> _Task instructions_: Leave every picture out and write out the records below exactly.
---------- Available records ----------
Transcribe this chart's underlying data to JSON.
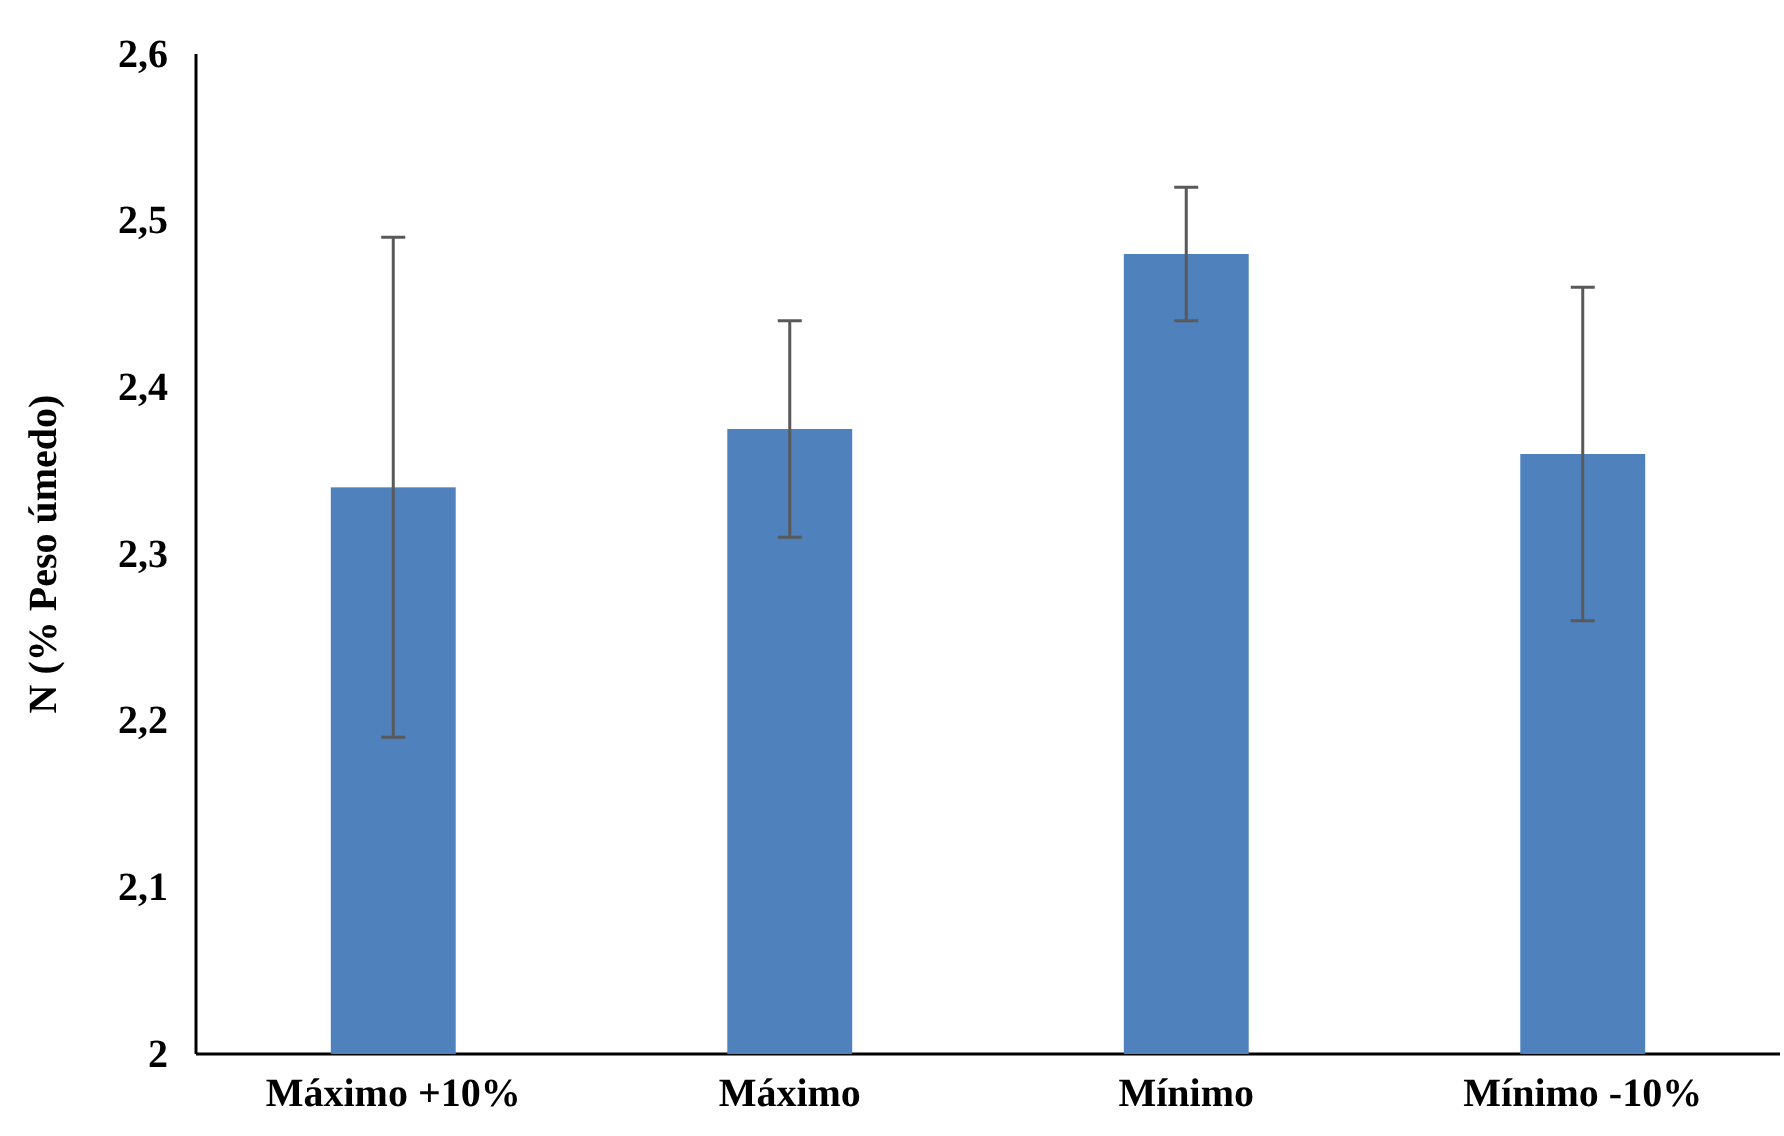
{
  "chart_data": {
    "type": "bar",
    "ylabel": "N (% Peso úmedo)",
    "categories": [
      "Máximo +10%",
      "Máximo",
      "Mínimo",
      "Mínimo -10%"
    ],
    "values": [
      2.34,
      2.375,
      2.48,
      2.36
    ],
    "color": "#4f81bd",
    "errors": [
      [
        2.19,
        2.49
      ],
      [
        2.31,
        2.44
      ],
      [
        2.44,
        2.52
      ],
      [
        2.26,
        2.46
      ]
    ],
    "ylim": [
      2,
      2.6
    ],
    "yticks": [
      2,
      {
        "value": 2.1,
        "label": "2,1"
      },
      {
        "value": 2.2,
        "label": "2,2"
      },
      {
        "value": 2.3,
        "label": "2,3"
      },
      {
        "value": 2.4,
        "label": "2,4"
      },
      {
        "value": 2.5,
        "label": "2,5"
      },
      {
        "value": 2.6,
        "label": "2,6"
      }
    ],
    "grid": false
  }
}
----------
> _Output for this exercise_:
Transcribe this chart's underlying data to JSON.
{
  "chart_data": {
    "type": "bar",
    "ylabel": "N (% Peso úmedo)",
    "categories": [
      "Máximo +10%",
      "Máximo",
      "Mínimo",
      "Mínimo -10%"
    ],
    "values": [
      2.34,
      2.375,
      2.48,
      2.36
    ],
    "color": "#4f81bd",
    "errors": [
      [
        2.19,
        2.49
      ],
      [
        2.31,
        2.44
      ],
      [
        2.44,
        2.52
      ],
      [
        2.26,
        2.46
      ]
    ],
    "ylim": [
      2,
      2.6
    ],
    "yticks": [
      2,
      {
        "value": 2.1,
        "label": "2,1"
      },
      {
        "value": 2.2,
        "label": "2,2"
      },
      {
        "value": 2.3,
        "label": "2,3"
      },
      {
        "value": 2.4,
        "label": "2,4"
      },
      {
        "value": 2.5,
        "label": "2,5"
      },
      {
        "value": 2.6,
        "label": "2,6"
      }
    ],
    "grid": false
  }
}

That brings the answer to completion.